MATERIAL>
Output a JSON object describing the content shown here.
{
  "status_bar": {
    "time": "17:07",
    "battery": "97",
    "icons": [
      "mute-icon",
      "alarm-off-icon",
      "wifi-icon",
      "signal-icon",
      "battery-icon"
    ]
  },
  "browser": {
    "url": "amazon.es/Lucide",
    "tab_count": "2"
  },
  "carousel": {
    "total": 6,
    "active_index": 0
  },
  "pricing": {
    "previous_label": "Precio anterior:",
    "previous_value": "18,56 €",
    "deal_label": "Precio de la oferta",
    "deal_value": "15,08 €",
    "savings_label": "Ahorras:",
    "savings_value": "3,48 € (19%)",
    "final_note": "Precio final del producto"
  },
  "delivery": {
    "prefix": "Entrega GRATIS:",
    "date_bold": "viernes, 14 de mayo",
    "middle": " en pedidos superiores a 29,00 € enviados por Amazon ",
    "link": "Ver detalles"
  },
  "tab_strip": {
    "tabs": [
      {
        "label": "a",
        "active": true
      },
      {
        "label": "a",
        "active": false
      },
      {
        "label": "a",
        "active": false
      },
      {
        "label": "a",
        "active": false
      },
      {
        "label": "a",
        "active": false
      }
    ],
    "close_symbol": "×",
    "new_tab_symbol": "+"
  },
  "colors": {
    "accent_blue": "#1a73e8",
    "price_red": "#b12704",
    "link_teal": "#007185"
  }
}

DIRECTIVE>
Reproduce the material above without altering a single character.

RESULT>
Output a JSON object describing the content shown here.
{
  "status_bar": {
    "time": "17:07",
    "battery": "97",
    "icons": [
      "mute-icon",
      "alarm-off-icon",
      "wifi-icon",
      "signal-icon",
      "battery-icon"
    ]
  },
  "browser": {
    "url": "amazon.es/Lucide",
    "tab_count": "2"
  },
  "carousel": {
    "total": 6,
    "active_index": 0
  },
  "pricing": {
    "previous_label": "Precio anterior:",
    "previous_value": "18,56 €",
    "deal_label": "Precio de la oferta",
    "deal_value": "15,08 €",
    "savings_label": "Ahorras:",
    "savings_value": "3,48 € (19%)",
    "final_note": "Precio final del producto"
  },
  "delivery": {
    "prefix": "Entrega GRATIS:",
    "date_bold": "viernes, 14 de mayo",
    "middle": " en pedidos superiores a 29,00 € enviados por Amazon ",
    "link": "Ver detalles"
  },
  "tab_strip": {
    "tabs": [
      {
        "label": "a",
        "active": true
      },
      {
        "label": "a",
        "active": false
      },
      {
        "label": "a",
        "active": false
      },
      {
        "label": "a",
        "active": false
      },
      {
        "label": "a",
        "active": false
      }
    ],
    "close_symbol": "×",
    "new_tab_symbol": "+"
  },
  "colors": {
    "accent_blue": "#1a73e8",
    "price_red": "#b12704",
    "link_teal": "#007185"
  }
}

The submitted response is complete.